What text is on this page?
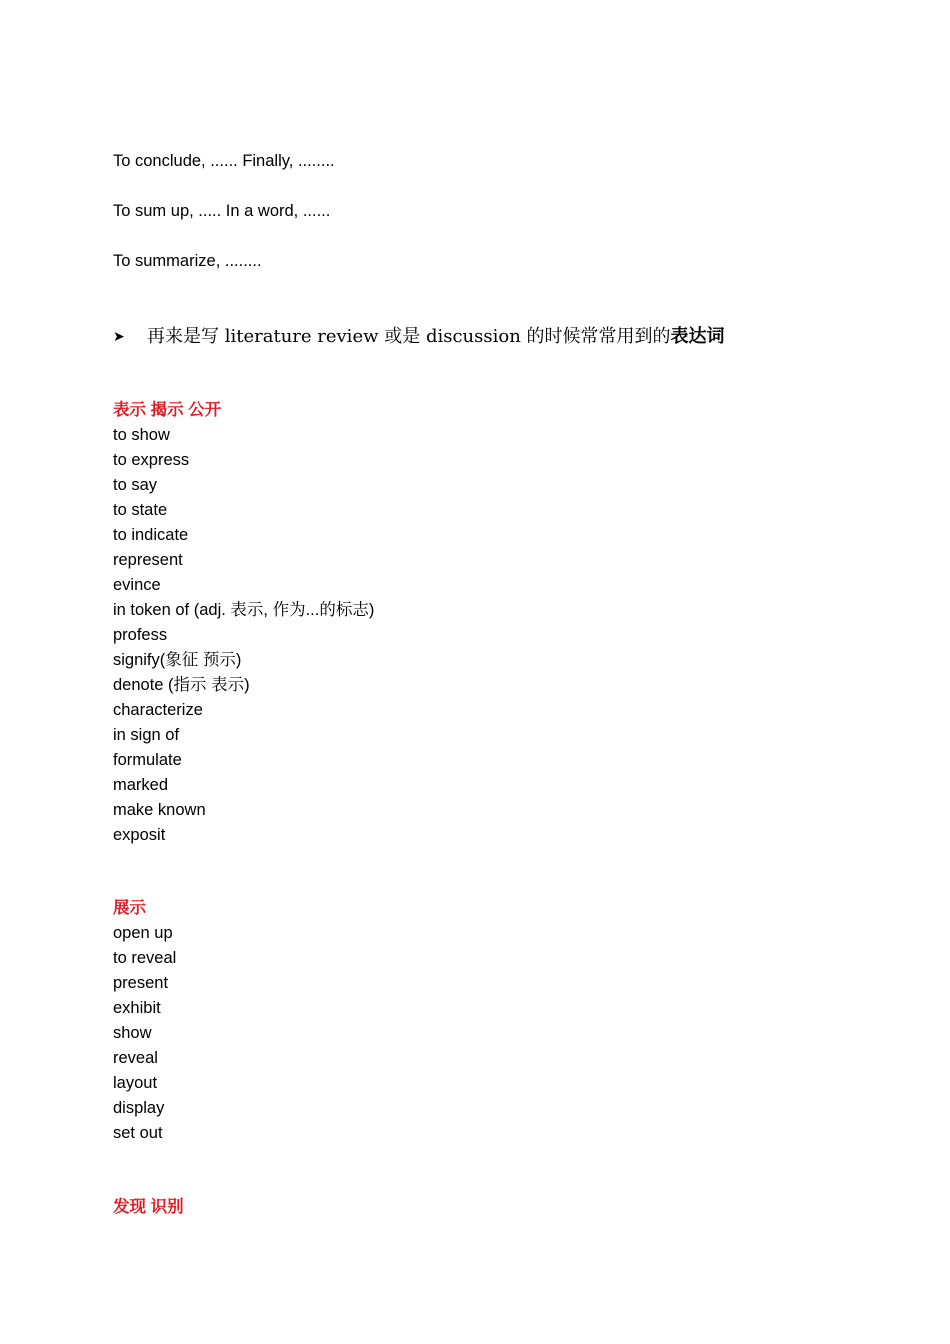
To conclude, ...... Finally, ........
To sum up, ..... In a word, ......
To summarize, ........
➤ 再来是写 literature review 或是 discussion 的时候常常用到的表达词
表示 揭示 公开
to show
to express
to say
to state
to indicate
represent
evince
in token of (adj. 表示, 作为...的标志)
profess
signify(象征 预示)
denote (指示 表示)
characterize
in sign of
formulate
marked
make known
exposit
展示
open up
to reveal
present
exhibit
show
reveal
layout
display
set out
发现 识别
********
## Aim of the task
Your task is to repeat the data above exactly while excluding the pictures.

## Answer to this problem
What text is on this page?
To conclude, ...... Finally, ........
To sum up, ..... In a word, ......
To summarize, ........
➤ 再来是写 literature review 或是 discussion 的时候常常用到的表达词
表示 揭示 公开
to show
to express
to say
to state
to indicate
represent
evince
in token of (adj. 表示, 作为...的标志)
profess
signify(象征 预示)
denote (指示 表示)
characterize
in sign of
formulate
marked
make known
exposit
展示
open up
to reveal
present
exhibit
show
reveal
layout
display
set out
发现 识别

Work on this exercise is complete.